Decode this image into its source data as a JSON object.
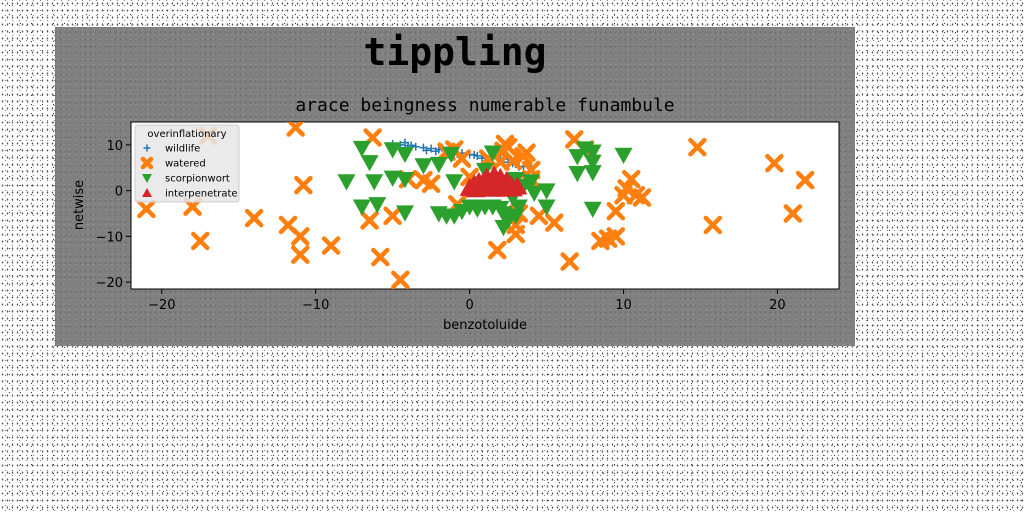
{
  "chart_data": {
    "type": "scatter",
    "suptitle": "tippling",
    "title": "arace beingness numerable funambule",
    "xlabel": "benzotoluide",
    "ylabel": "netwise",
    "xlim": [
      -22,
      24
    ],
    "ylim": [
      -21.5,
      15
    ],
    "xticks": [
      -20,
      -10,
      0,
      10,
      20
    ],
    "yticks": [
      -20,
      -10,
      0,
      10
    ],
    "grid": false,
    "legend": {
      "title": "overinflationary",
      "placement": "top-left"
    },
    "series": [
      {
        "name": "wildlife",
        "marker": "plus",
        "color": "#1f77b4",
        "points": [
          [
            -5,
            10.2
          ],
          [
            -4.5,
            10
          ],
          [
            -4,
            9.8
          ],
          [
            -3.5,
            9.6
          ],
          [
            -3,
            9.4
          ],
          [
            -2.5,
            9.2
          ],
          [
            -2,
            9
          ],
          [
            -1.5,
            8.8
          ],
          [
            -1,
            8.5
          ],
          [
            -0.5,
            8.2
          ],
          [
            0,
            7.9
          ],
          [
            0.5,
            7.6
          ],
          [
            1,
            7.3
          ],
          [
            1.5,
            7
          ],
          [
            2,
            6.6
          ],
          [
            2.5,
            6.2
          ],
          [
            3,
            5.8
          ],
          [
            3.5,
            5.3
          ],
          [
            4,
            4.8
          ],
          [
            -4.8,
            9.5
          ],
          [
            -3.8,
            9.9
          ],
          [
            -2.8,
            8.8
          ],
          [
            -1.8,
            9.4
          ],
          [
            -0.8,
            8.0
          ],
          [
            0.3,
            7.8
          ],
          [
            1.2,
            6.8
          ],
          [
            2.2,
            6.9
          ],
          [
            3.2,
            5.2
          ],
          [
            -4.2,
            10.5
          ],
          [
            -2.2,
            8.6
          ],
          [
            0.8,
            7.1
          ],
          [
            2.8,
            6.0
          ]
        ]
      },
      {
        "name": "watered",
        "marker": "x",
        "color": "#ff7f0e",
        "points": [
          [
            -17,
            12
          ],
          [
            -11.3,
            13.8
          ],
          [
            -6.3,
            11.6
          ],
          [
            -21,
            -4
          ],
          [
            -18,
            -3.5
          ],
          [
            -17.5,
            -11
          ],
          [
            -14,
            -6
          ],
          [
            -11.8,
            -7.5
          ],
          [
            -11,
            -10
          ],
          [
            -11,
            -14
          ],
          [
            -10.8,
            1.2
          ],
          [
            -9,
            -12
          ],
          [
            -6.5,
            -6.5
          ],
          [
            -5.8,
            -14.5
          ],
          [
            -5,
            -5.5
          ],
          [
            -4.5,
            -19.5
          ],
          [
            -4,
            2.5
          ],
          [
            -3,
            2.3
          ],
          [
            -2.5,
            1.5
          ],
          [
            -1.5,
            8.5
          ],
          [
            -1,
            9
          ],
          [
            -0.5,
            7
          ],
          [
            -0.8,
            -3
          ],
          [
            0,
            3
          ],
          [
            1.2,
            7
          ],
          [
            2,
            6.3
          ],
          [
            2.2,
            8.7
          ],
          [
            2.3,
            10.2
          ],
          [
            2.5,
            9.5
          ],
          [
            2.8,
            6.5
          ],
          [
            3,
            -7.5
          ],
          [
            3,
            -9.5
          ],
          [
            3.2,
            -5
          ],
          [
            3.5,
            7.5
          ],
          [
            3.7,
            8.3
          ],
          [
            4,
            4.5
          ],
          [
            4,
            2.5
          ],
          [
            4.5,
            -5.5
          ],
          [
            5.5,
            -7
          ],
          [
            6.5,
            -15.5
          ],
          [
            6.8,
            11.2
          ],
          [
            7.5,
            9
          ],
          [
            8.5,
            -11
          ],
          [
            9,
            -10.5
          ],
          [
            9.5,
            -10
          ],
          [
            9.5,
            -4.5
          ],
          [
            10,
            -1
          ],
          [
            10.2,
            0.5
          ],
          [
            10.5,
            2.5
          ],
          [
            10.8,
            -1
          ],
          [
            11.2,
            -1.5
          ],
          [
            14.8,
            9.5
          ],
          [
            15.8,
            -7.5
          ],
          [
            19.8,
            6
          ],
          [
            21,
            -5
          ],
          [
            21.8,
            2.3
          ],
          [
            1.8,
            -13
          ]
        ]
      },
      {
        "name": "scorpionwort",
        "marker": "triangle-down",
        "color": "#2ca02c",
        "points": [
          [
            -7,
            9.3
          ],
          [
            -6.5,
            6.2
          ],
          [
            -8,
            2
          ],
          [
            -6.2,
            2
          ],
          [
            -7,
            -3.5
          ],
          [
            -6,
            -3
          ],
          [
            -5,
            9
          ],
          [
            -5,
            2.8
          ],
          [
            -4.2,
            8
          ],
          [
            -4.2,
            2.5
          ],
          [
            -4.2,
            -4.8
          ],
          [
            -3,
            5.5
          ],
          [
            -2,
            5.8
          ],
          [
            -1.2,
            8
          ],
          [
            -1,
            2
          ],
          [
            -2,
            -5
          ],
          [
            -1.5,
            -5.5
          ],
          [
            -1,
            -5.5
          ],
          [
            -0.5,
            -4.5
          ],
          [
            0,
            -3.5
          ],
          [
            0.5,
            -4
          ],
          [
            1,
            -3.5
          ],
          [
            1.5,
            -3.5
          ],
          [
            1.5,
            8.3
          ],
          [
            2,
            -3.8
          ],
          [
            2.2,
            -5
          ],
          [
            2.2,
            -8
          ],
          [
            2.5,
            -6.5
          ],
          [
            3,
            -5.5
          ],
          [
            3,
            2.5
          ],
          [
            3.2,
            -3.5
          ],
          [
            3.5,
            1
          ],
          [
            4,
            2
          ],
          [
            4.2,
            -0.5
          ],
          [
            5,
            0
          ],
          [
            5,
            -3.5
          ],
          [
            7,
            7.5
          ],
          [
            7,
            3.8
          ],
          [
            7.5,
            9.2
          ],
          [
            8,
            8.5
          ],
          [
            8,
            6.3
          ],
          [
            8,
            4
          ],
          [
            8,
            -4
          ],
          [
            10,
            7.8
          ],
          [
            1,
            4.5
          ],
          [
            0.8,
            1.5
          ],
          [
            2.8,
            -1.5
          ]
        ]
      },
      {
        "name": "interpenetrate",
        "marker": "triangle-up",
        "color": "#d62728",
        "points": [
          [
            0,
            0.6
          ],
          [
            0.3,
            1.4
          ],
          [
            0.6,
            0.9
          ],
          [
            0.9,
            2.0
          ],
          [
            1.2,
            1.2
          ],
          [
            1.5,
            2.6
          ],
          [
            1.8,
            1.7
          ],
          [
            2.1,
            0.8
          ],
          [
            2.4,
            2.1
          ],
          [
            2.7,
            1.1
          ],
          [
            0.4,
            0.3
          ],
          [
            0.9,
            0.5
          ],
          [
            1.4,
            0.4
          ],
          [
            1.9,
            0.6
          ],
          [
            2.3,
            0.4
          ],
          [
            2.8,
            0.5
          ],
          [
            3.1,
            0.9
          ],
          [
            1.1,
            2.9
          ],
          [
            1.6,
            3.3
          ],
          [
            2.0,
            2.8
          ],
          [
            0.6,
            1.9
          ],
          [
            2.5,
            1.6
          ],
          [
            1.3,
            1.8
          ],
          [
            1.7,
            0.9
          ]
        ]
      }
    ]
  }
}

▬▬▬▬▬▬

• _What the task requires_
Which lines in the listing above hold the word "triangle"? Show each of them.

• _Answer for this exercise_
        "marker": "triangle-down",
        "marker": "triangle-up",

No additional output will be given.